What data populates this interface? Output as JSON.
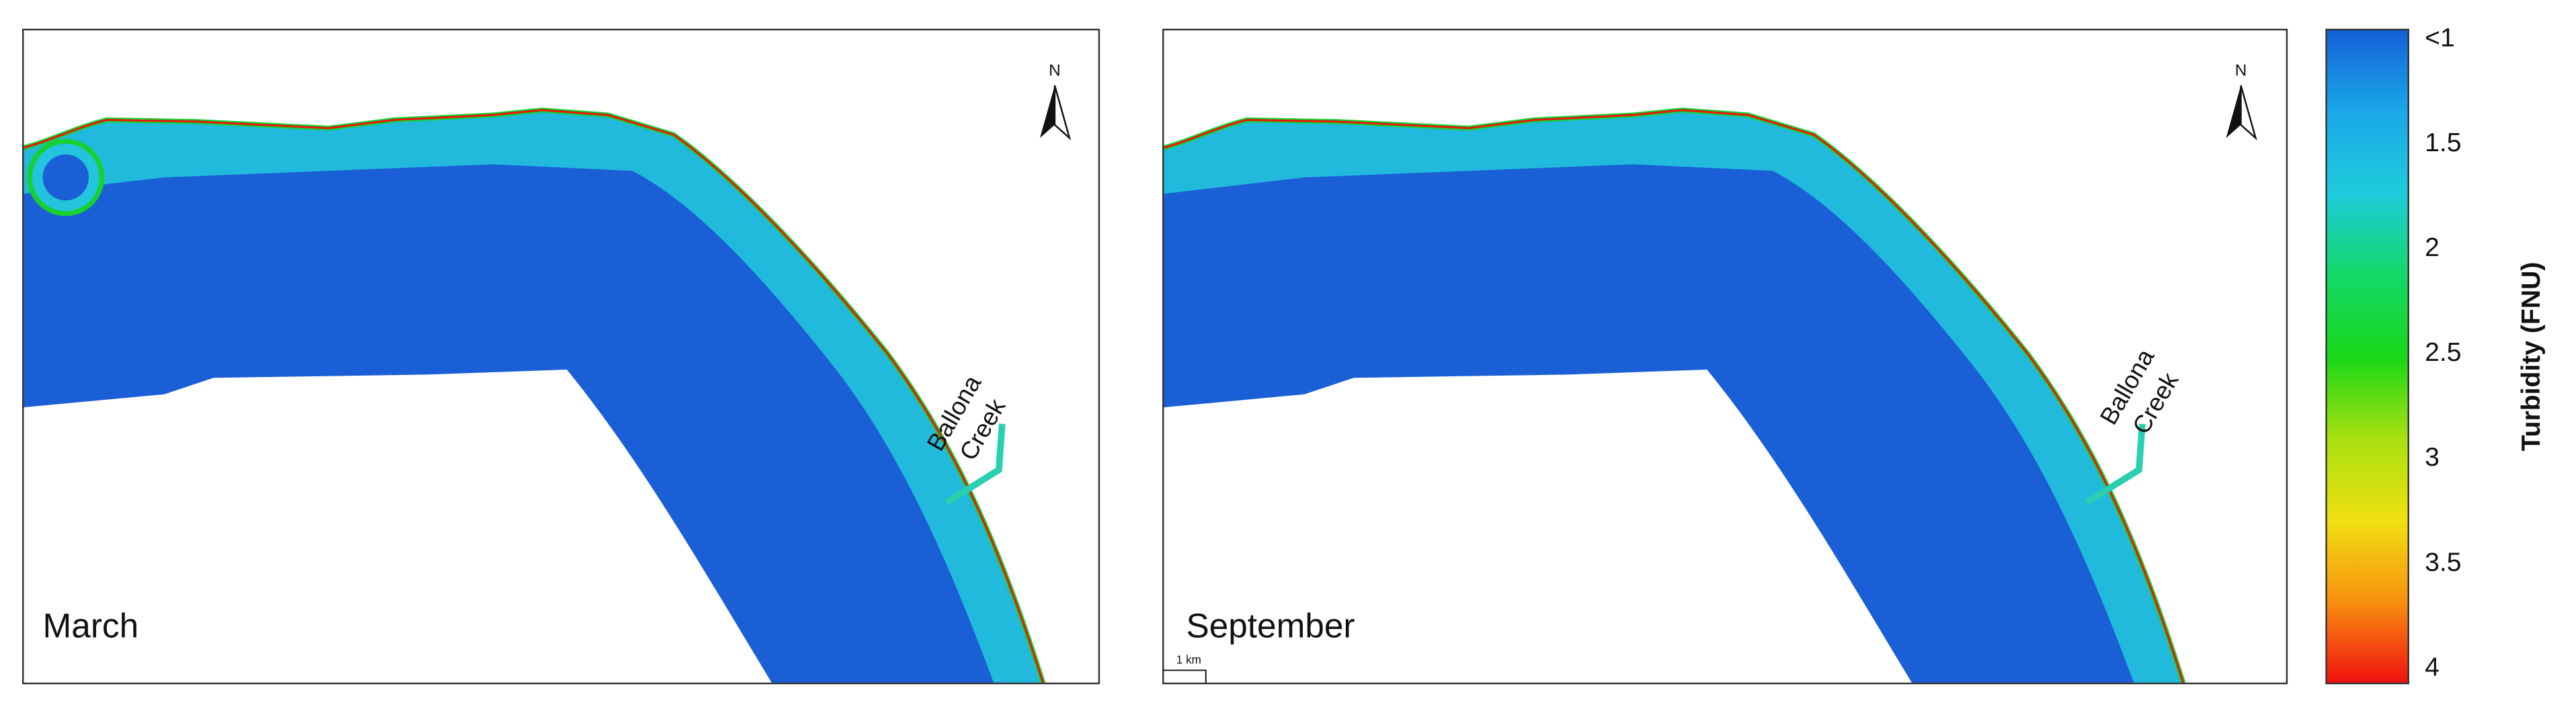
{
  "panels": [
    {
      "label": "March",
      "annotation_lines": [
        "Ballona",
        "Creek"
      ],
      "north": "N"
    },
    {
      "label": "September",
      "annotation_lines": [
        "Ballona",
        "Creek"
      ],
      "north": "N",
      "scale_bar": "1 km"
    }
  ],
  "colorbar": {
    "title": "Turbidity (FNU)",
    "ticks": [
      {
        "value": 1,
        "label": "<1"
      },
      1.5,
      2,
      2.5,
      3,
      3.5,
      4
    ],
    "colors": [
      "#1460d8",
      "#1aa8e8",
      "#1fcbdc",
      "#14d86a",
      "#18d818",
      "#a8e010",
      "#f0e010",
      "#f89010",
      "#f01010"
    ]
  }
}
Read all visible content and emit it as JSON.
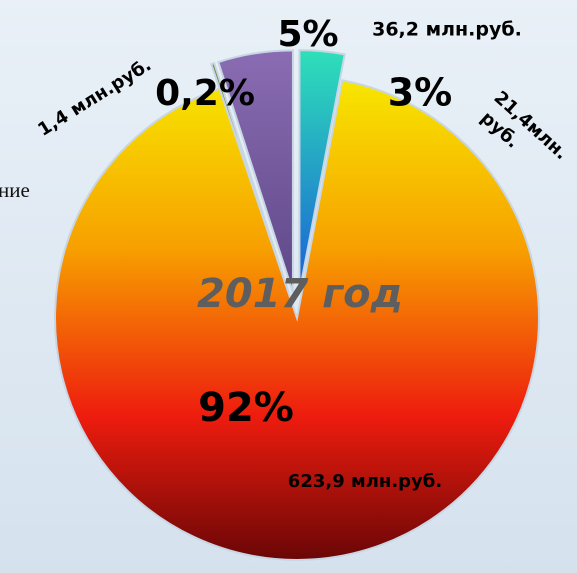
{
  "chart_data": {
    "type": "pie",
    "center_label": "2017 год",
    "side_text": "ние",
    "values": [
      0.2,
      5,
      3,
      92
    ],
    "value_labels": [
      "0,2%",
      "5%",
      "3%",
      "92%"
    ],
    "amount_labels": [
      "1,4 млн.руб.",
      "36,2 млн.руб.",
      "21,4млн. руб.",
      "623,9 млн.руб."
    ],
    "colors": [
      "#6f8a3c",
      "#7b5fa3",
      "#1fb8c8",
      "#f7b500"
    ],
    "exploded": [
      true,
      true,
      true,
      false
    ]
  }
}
::::::::
- [GIVEN REQUEST]: Repeat each entry above word for word, leaving every picture out.

- [SOLUTION TO THIS TASK]:
What data populates this interface? Output as JSON.
{
  "panels": [
    {
      "label": "March",
      "annotation_lines": [
        "Ballona",
        "Creek"
      ],
      "north": "N"
    },
    {
      "label": "September",
      "annotation_lines": [
        "Ballona",
        "Creek"
      ],
      "north": "N",
      "scale_bar": "1 km"
    }
  ],
  "colorbar": {
    "title": "Turbidity (FNU)",
    "ticks": [
      {
        "value": 1,
        "label": "<1"
      },
      1.5,
      2,
      2.5,
      3,
      3.5,
      4
    ],
    "colors": [
      "#1460d8",
      "#1aa8e8",
      "#1fcbdc",
      "#14d86a",
      "#18d818",
      "#a8e010",
      "#f0e010",
      "#f89010",
      "#f01010"
    ]
  }
}
Read all visible content and emit it as JSON.
{
  "chart_data": {
    "type": "pie",
    "center_label": "2017 год",
    "side_text": "ние",
    "values": [
      0.2,
      5,
      3,
      92
    ],
    "value_labels": [
      "0,2%",
      "5%",
      "3%",
      "92%"
    ],
    "amount_labels": [
      "1,4 млн.руб.",
      "36,2 млн.руб.",
      "21,4млн. руб.",
      "623,9 млн.руб."
    ],
    "colors": [
      "#6f8a3c",
      "#7b5fa3",
      "#1fb8c8",
      "#f7b500"
    ],
    "exploded": [
      true,
      true,
      true,
      false
    ]
  }
}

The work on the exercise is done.